• [EXERCISE PROMPT]: Your task is to output the entries below word for word.

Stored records
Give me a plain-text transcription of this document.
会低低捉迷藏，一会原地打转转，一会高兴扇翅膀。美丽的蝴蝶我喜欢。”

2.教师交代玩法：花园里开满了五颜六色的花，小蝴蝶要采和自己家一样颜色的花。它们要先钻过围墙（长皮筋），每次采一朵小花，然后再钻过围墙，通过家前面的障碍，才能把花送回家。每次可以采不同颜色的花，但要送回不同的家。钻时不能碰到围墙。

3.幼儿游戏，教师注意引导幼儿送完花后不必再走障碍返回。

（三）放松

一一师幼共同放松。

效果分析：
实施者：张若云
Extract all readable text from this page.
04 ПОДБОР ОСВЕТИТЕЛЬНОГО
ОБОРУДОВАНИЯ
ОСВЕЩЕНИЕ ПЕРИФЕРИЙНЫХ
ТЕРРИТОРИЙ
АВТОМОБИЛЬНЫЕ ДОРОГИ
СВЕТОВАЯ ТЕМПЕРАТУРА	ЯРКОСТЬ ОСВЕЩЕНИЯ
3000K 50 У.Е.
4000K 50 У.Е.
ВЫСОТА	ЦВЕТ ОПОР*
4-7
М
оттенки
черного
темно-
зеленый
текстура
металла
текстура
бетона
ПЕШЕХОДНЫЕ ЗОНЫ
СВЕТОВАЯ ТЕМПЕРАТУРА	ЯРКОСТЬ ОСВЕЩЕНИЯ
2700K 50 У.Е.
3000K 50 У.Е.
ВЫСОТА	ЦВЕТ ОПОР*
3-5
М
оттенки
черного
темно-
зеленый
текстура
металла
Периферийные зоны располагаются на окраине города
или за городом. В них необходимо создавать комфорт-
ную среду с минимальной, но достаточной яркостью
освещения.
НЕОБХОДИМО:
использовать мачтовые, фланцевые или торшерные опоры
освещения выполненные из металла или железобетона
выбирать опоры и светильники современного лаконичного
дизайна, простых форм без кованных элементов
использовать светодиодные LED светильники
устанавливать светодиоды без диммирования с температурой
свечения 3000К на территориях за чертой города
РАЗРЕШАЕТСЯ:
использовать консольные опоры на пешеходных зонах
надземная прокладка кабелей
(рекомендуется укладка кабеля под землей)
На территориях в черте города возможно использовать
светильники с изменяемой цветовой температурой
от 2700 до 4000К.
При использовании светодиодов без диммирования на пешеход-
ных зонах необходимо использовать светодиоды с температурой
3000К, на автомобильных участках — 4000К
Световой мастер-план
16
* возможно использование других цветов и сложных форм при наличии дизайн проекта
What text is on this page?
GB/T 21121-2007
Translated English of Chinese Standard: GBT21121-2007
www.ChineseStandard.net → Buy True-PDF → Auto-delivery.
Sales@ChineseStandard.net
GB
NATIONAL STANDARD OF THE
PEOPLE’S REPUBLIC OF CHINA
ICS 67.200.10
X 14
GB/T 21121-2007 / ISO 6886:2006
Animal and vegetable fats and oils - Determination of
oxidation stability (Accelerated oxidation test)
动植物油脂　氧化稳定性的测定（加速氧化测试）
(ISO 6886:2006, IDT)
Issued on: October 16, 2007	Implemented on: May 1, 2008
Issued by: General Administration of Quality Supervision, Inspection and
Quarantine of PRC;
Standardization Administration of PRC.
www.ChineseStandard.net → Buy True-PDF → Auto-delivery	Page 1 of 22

• [ANSWER]:
Give me a plain-text transcription of this document.
会低低捉迷藏，一会原地打转转，一会高兴扇翅膀。美丽的蝴蝶我喜欢。”

2.教师交代玩法：花园里开满了五颜六色的花，小蝴蝶要采和自己家一样颜色的花。它们要先钻过围墙（长皮筋），每次采一朵小花，然后再钻过围墙，通过家前面的障碍，才能把花送回家。每次可以采不同颜色的花，但要送回不同的家。钻时不能碰到围墙。

3.幼儿游戏，教师注意引导幼儿送完花后不必再走障碍返回。

（三）放松

一一师幼共同放松。

效果分析：
实施者：张若云
Extract all readable text from this page.
04 ПОДБОР ОСВЕТИТЕЛЬНОГО
ОБОРУДОВАНИЯ
ОСВЕЩЕНИЕ ПЕРИФЕРИЙНЫХ
ТЕРРИТОРИЙ
АВТОМОБИЛЬНЫЕ ДОРОГИ
СВЕТОВАЯ ТЕМПЕРАТУРА	ЯРКОСТЬ ОСВЕЩЕНИЯ
3000K 50 У.Е.
4000K 50 У.Е.
ВЫСОТА	ЦВЕТ ОПОР*
4-7
М
оттенки
черного
темно-
зеленый
текстура
металла
текстура
бетона
ПЕШЕХОДНЫЕ ЗОНЫ
СВЕТОВАЯ ТЕМПЕРАТУРА	ЯРКОСТЬ ОСВЕЩЕНИЯ
2700K 50 У.Е.
3000K 50 У.Е.
ВЫСОТА	ЦВЕТ ОПОР*
3-5
М
оттенки
черного
темно-
зеленый
текстура
металла
Периферийные зоны располагаются на окраине города
или за городом. В них необходимо создавать комфорт-
ную среду с минимальной, но достаточной яркостью
освещения.
НЕОБХОДИМО:
использовать мачтовые, фланцевые или торшерные опоры
освещения выполненные из металла или железобетона
выбирать опоры и светильники современного лаконичного
дизайна, простых форм без кованных элементов
использовать светодиодные LED светильники
устанавливать светодиоды без диммирования с температурой
свечения 3000К на территориях за чертой города
РАЗРЕШАЕТСЯ:
использовать консольные опоры на пешеходных зонах
надземная прокладка кабелей
(рекомендуется укладка кабеля под землей)
На территориях в черте города возможно использовать
светильники с изменяемой цветовой температурой
от 2700 до 4000К.
При использовании светодиодов без диммирования на пешеход-
ных зонах необходимо использовать светодиоды с температурой
3000К, на автомобильных участках — 4000К
Световой мастер-план
16
* возможно использование других цветов и сложных форм при наличии дизайн проекта
What text is on this page?
GB/T 21121-2007
Translated English of Chinese Standard: GBT21121-2007
www.ChineseStandard.net → Buy True-PDF → Auto-delivery.
Sales@ChineseStandard.net
GB
NATIONAL STANDARD OF THE
PEOPLE’S REPUBLIC OF CHINA
ICS 67.200.10
X 14
GB/T 21121-2007 / ISO 6886:2006
Animal and vegetable fats and oils - Determination of
oxidation stability (Accelerated oxidation test)
动植物油脂　氧化稳定性的测定（加速氧化测试）
(ISO 6886:2006, IDT)
Issued on: October 16, 2007	Implemented on: May 1, 2008
Issued by: General Administration of Quality Supervision, Inspection and
Quarantine of PRC;
Standardization Administration of PRC.
www.ChineseStandard.net → Buy True-PDF → Auto-delivery	Page 1 of 22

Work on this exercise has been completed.